→ **Given instruction**:
Restate the records in their entirety, word for word.

→ **Material to process**:
════

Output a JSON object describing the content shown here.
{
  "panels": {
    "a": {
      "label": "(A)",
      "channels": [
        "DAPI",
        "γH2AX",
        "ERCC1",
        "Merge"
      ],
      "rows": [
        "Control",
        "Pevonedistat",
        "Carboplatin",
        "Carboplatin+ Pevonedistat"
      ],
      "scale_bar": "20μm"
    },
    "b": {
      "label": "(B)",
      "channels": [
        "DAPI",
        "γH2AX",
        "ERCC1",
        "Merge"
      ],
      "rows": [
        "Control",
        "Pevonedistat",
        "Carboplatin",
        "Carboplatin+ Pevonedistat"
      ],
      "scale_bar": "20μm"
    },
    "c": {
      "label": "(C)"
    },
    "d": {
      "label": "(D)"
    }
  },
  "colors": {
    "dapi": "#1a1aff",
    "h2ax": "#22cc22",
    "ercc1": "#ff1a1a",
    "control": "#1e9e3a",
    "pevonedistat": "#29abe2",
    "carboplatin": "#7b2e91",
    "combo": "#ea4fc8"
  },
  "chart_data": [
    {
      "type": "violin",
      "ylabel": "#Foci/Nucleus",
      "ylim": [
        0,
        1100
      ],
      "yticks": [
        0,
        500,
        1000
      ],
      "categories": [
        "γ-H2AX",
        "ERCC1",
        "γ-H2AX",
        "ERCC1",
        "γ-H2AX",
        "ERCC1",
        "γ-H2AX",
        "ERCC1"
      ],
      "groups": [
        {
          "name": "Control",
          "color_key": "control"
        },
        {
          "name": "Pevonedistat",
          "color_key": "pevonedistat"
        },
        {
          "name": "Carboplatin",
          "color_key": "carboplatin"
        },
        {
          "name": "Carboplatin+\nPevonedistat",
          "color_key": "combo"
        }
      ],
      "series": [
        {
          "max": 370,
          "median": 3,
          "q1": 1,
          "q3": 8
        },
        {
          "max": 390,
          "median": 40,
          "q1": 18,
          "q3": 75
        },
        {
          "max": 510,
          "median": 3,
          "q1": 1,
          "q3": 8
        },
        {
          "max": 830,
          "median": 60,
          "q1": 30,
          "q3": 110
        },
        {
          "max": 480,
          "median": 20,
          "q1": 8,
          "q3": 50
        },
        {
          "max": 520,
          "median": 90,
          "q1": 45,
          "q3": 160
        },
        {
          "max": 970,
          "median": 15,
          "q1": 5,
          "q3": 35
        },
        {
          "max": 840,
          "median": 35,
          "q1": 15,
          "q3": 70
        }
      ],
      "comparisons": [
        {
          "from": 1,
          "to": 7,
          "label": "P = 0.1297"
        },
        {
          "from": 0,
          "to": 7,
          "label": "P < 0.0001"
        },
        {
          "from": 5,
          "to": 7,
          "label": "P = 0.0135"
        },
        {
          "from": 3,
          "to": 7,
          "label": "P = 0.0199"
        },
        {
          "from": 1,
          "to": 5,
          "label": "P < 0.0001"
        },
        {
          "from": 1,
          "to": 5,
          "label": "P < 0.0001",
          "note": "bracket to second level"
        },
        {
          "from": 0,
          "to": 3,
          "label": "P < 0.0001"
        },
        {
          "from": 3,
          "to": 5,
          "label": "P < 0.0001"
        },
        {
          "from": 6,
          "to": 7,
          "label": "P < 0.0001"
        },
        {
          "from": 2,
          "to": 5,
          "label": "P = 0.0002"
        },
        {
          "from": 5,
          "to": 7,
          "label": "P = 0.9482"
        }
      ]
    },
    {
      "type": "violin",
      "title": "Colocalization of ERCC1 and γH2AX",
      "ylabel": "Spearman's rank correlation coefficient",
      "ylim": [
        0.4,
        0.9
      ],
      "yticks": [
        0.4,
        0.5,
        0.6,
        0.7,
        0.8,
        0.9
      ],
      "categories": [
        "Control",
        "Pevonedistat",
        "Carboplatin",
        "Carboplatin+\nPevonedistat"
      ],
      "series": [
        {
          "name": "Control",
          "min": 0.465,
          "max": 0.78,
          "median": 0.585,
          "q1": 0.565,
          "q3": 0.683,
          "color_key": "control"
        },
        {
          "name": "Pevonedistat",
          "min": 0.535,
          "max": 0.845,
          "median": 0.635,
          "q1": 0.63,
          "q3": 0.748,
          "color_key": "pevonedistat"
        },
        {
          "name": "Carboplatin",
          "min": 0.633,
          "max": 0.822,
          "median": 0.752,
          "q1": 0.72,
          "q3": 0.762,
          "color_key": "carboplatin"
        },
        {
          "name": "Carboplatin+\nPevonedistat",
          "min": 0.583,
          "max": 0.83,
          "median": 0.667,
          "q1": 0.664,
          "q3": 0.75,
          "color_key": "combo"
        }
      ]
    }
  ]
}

════

→ **Answer below**:
Output a JSON object describing the content shown here.
{
  "panels": {
    "a": {
      "label": "(A)",
      "channels": [
        "DAPI",
        "γH2AX",
        "ERCC1",
        "Merge"
      ],
      "rows": [
        "Control",
        "Pevonedistat",
        "Carboplatin",
        "Carboplatin+ Pevonedistat"
      ],
      "scale_bar": "20μm"
    },
    "b": {
      "label": "(B)",
      "channels": [
        "DAPI",
        "γH2AX",
        "ERCC1",
        "Merge"
      ],
      "rows": [
        "Control",
        "Pevonedistat",
        "Carboplatin",
        "Carboplatin+ Pevonedistat"
      ],
      "scale_bar": "20μm"
    },
    "c": {
      "label": "(C)"
    },
    "d": {
      "label": "(D)"
    }
  },
  "colors": {
    "dapi": "#1a1aff",
    "h2ax": "#22cc22",
    "ercc1": "#ff1a1a",
    "control": "#1e9e3a",
    "pevonedistat": "#29abe2",
    "carboplatin": "#7b2e91",
    "combo": "#ea4fc8"
  },
  "chart_data": [
    {
      "type": "violin",
      "ylabel": "#Foci/Nucleus",
      "ylim": [
        0,
        1100
      ],
      "yticks": [
        0,
        500,
        1000
      ],
      "categories": [
        "γ-H2AX",
        "ERCC1",
        "γ-H2AX",
        "ERCC1",
        "γ-H2AX",
        "ERCC1",
        "γ-H2AX",
        "ERCC1"
      ],
      "groups": [
        {
          "name": "Control",
          "color_key": "control"
        },
        {
          "name": "Pevonedistat",
          "color_key": "pevonedistat"
        },
        {
          "name": "Carboplatin",
          "color_key": "carboplatin"
        },
        {
          "name": "Carboplatin+\nPevonedistat",
          "color_key": "combo"
        }
      ],
      "series": [
        {
          "max": 370,
          "median": 3,
          "q1": 1,
          "q3": 8
        },
        {
          "max": 390,
          "median": 40,
          "q1": 18,
          "q3": 75
        },
        {
          "max": 510,
          "median": 3,
          "q1": 1,
          "q3": 8
        },
        {
          "max": 830,
          "median": 60,
          "q1": 30,
          "q3": 110
        },
        {
          "max": 480,
          "median": 20,
          "q1": 8,
          "q3": 50
        },
        {
          "max": 520,
          "median": 90,
          "q1": 45,
          "q3": 160
        },
        {
          "max": 970,
          "median": 15,
          "q1": 5,
          "q3": 35
        },
        {
          "max": 840,
          "median": 35,
          "q1": 15,
          "q3": 70
        }
      ],
      "comparisons": [
        {
          "from": 1,
          "to": 7,
          "label": "P = 0.1297"
        },
        {
          "from": 0,
          "to": 7,
          "label": "P < 0.0001"
        },
        {
          "from": 5,
          "to": 7,
          "label": "P = 0.0135"
        },
        {
          "from": 3,
          "to": 7,
          "label": "P = 0.0199"
        },
        {
          "from": 1,
          "to": 5,
          "label": "P < 0.0001"
        },
        {
          "from": 1,
          "to": 5,
          "label": "P < 0.0001",
          "note": "bracket to second level"
        },
        {
          "from": 0,
          "to": 3,
          "label": "P < 0.0001"
        },
        {
          "from": 3,
          "to": 5,
          "label": "P < 0.0001"
        },
        {
          "from": 6,
          "to": 7,
          "label": "P < 0.0001"
        },
        {
          "from": 2,
          "to": 5,
          "label": "P = 0.0002"
        },
        {
          "from": 5,
          "to": 7,
          "label": "P = 0.9482"
        }
      ]
    },
    {
      "type": "violin",
      "title": "Colocalization of ERCC1 and γH2AX",
      "ylabel": "Spearman's rank correlation coefficient",
      "ylim": [
        0.4,
        0.9
      ],
      "yticks": [
        0.4,
        0.5,
        0.6,
        0.7,
        0.8,
        0.9
      ],
      "categories": [
        "Control",
        "Pevonedistat",
        "Carboplatin",
        "Carboplatin+\nPevonedistat"
      ],
      "series": [
        {
          "name": "Control",
          "min": 0.465,
          "max": 0.78,
          "median": 0.585,
          "q1": 0.565,
          "q3": 0.683,
          "color_key": "control"
        },
        {
          "name": "Pevonedistat",
          "min": 0.535,
          "max": 0.845,
          "median": 0.635,
          "q1": 0.63,
          "q3": 0.748,
          "color_key": "pevonedistat"
        },
        {
          "name": "Carboplatin",
          "min": 0.633,
          "max": 0.822,
          "median": 0.752,
          "q1": 0.72,
          "q3": 0.762,
          "color_key": "carboplatin"
        },
        {
          "name": "Carboplatin+\nPevonedistat",
          "min": 0.583,
          "max": 0.83,
          "median": 0.667,
          "q1": 0.664,
          "q3": 0.75,
          "color_key": "combo"
        }
      ]
    }
  ]
}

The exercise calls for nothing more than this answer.